WHAT TO DO
Set the data down again, exactly as it reads, but without the pictures.
RECORDS FOR THIS EXERCISE start
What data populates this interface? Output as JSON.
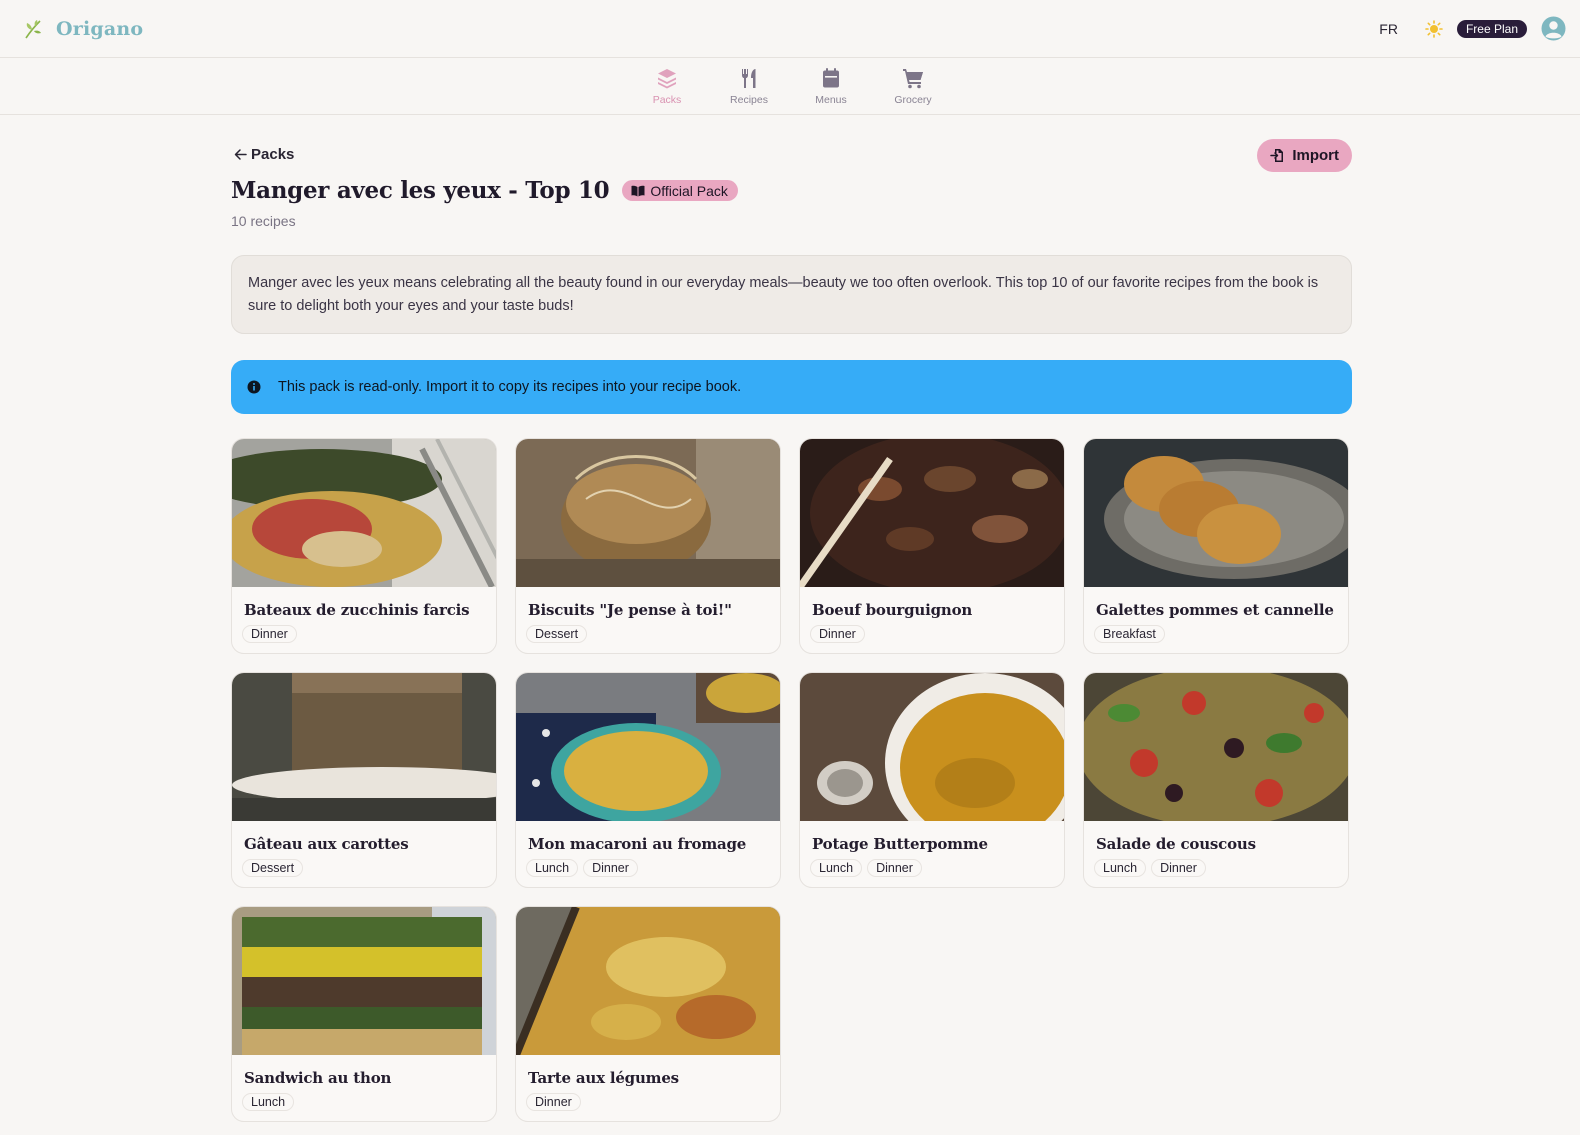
{
  "app": {
    "name": "Origano",
    "language": "FR",
    "plan_badge": "Free Plan"
  },
  "colors": {
    "accent_pink": "#e9a7c1",
    "alert_blue": "#36acf7",
    "brand_teal": "#7eb7c0"
  },
  "nav": {
    "items": [
      {
        "label": "Packs",
        "icon": "layers-icon",
        "active": true
      },
      {
        "label": "Recipes",
        "icon": "fork-knife-icon",
        "active": false
      },
      {
        "label": "Menus",
        "icon": "calendar-icon",
        "active": false
      },
      {
        "label": "Grocery",
        "icon": "cart-icon",
        "active": false
      }
    ]
  },
  "page": {
    "back_label": "Packs",
    "import_label": "Import",
    "title": "Manger avec les yeux - Top 10",
    "badge": "Official Pack",
    "recipe_count": "10 recipes",
    "description": "Manger avec les yeux means celebrating all the beauty found in our everyday meals—beauty we too often overlook. This top 10 of our favorite recipes from the book is sure to delight both your eyes and your taste buds!",
    "alert": "This pack is read-only. Import it to copy its recipes into your recipe book."
  },
  "recipes": [
    {
      "title": "Bateaux de zucchinis farcis",
      "tags": [
        "Dinner"
      ]
    },
    {
      "title": "Biscuits \"Je pense à toi!\"",
      "tags": [
        "Dessert"
      ]
    },
    {
      "title": "Boeuf bourguignon",
      "tags": [
        "Dinner"
      ]
    },
    {
      "title": "Galettes pommes et cannelle",
      "tags": [
        "Breakfast"
      ]
    },
    {
      "title": "Gâteau aux carottes",
      "tags": [
        "Dessert"
      ]
    },
    {
      "title": "Mon macaroni au fromage",
      "tags": [
        "Lunch",
        "Dinner"
      ]
    },
    {
      "title": "Potage Butterpomme",
      "tags": [
        "Lunch",
        "Dinner"
      ]
    },
    {
      "title": "Salade de couscous",
      "tags": [
        "Lunch",
        "Dinner"
      ]
    },
    {
      "title": "Sandwich au thon",
      "tags": [
        "Lunch"
      ]
    },
    {
      "title": "Tarte aux légumes",
      "tags": [
        "Dinner"
      ]
    }
  ]
}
RECORDS FOR THIS EXERCISE end
ANSWER FOR THIS EXERCISE
What data populates this interface? Output as JSON.
{
  "app": {
    "name": "Origano",
    "language": "FR",
    "plan_badge": "Free Plan"
  },
  "colors": {
    "accent_pink": "#e9a7c1",
    "alert_blue": "#36acf7",
    "brand_teal": "#7eb7c0"
  },
  "nav": {
    "items": [
      {
        "label": "Packs",
        "icon": "layers-icon",
        "active": true
      },
      {
        "label": "Recipes",
        "icon": "fork-knife-icon",
        "active": false
      },
      {
        "label": "Menus",
        "icon": "calendar-icon",
        "active": false
      },
      {
        "label": "Grocery",
        "icon": "cart-icon",
        "active": false
      }
    ]
  },
  "page": {
    "back_label": "Packs",
    "import_label": "Import",
    "title": "Manger avec les yeux - Top 10",
    "badge": "Official Pack",
    "recipe_count": "10 recipes",
    "description": "Manger avec les yeux means celebrating all the beauty found in our everyday meals—beauty we too often overlook. This top 10 of our favorite recipes from the book is sure to delight both your eyes and your taste buds!",
    "alert": "This pack is read-only. Import it to copy its recipes into your recipe book."
  },
  "recipes": [
    {
      "title": "Bateaux de zucchinis farcis",
      "tags": [
        "Dinner"
      ]
    },
    {
      "title": "Biscuits \"Je pense à toi!\"",
      "tags": [
        "Dessert"
      ]
    },
    {
      "title": "Boeuf bourguignon",
      "tags": [
        "Dinner"
      ]
    },
    {
      "title": "Galettes pommes et cannelle",
      "tags": [
        "Breakfast"
      ]
    },
    {
      "title": "Gâteau aux carottes",
      "tags": [
        "Dessert"
      ]
    },
    {
      "title": "Mon macaroni au fromage",
      "tags": [
        "Lunch",
        "Dinner"
      ]
    },
    {
      "title": "Potage Butterpomme",
      "tags": [
        "Lunch",
        "Dinner"
      ]
    },
    {
      "title": "Salade de couscous",
      "tags": [
        "Lunch",
        "Dinner"
      ]
    },
    {
      "title": "Sandwich au thon",
      "tags": [
        "Lunch"
      ]
    },
    {
      "title": "Tarte aux légumes",
      "tags": [
        "Dinner"
      ]
    }
  ]
}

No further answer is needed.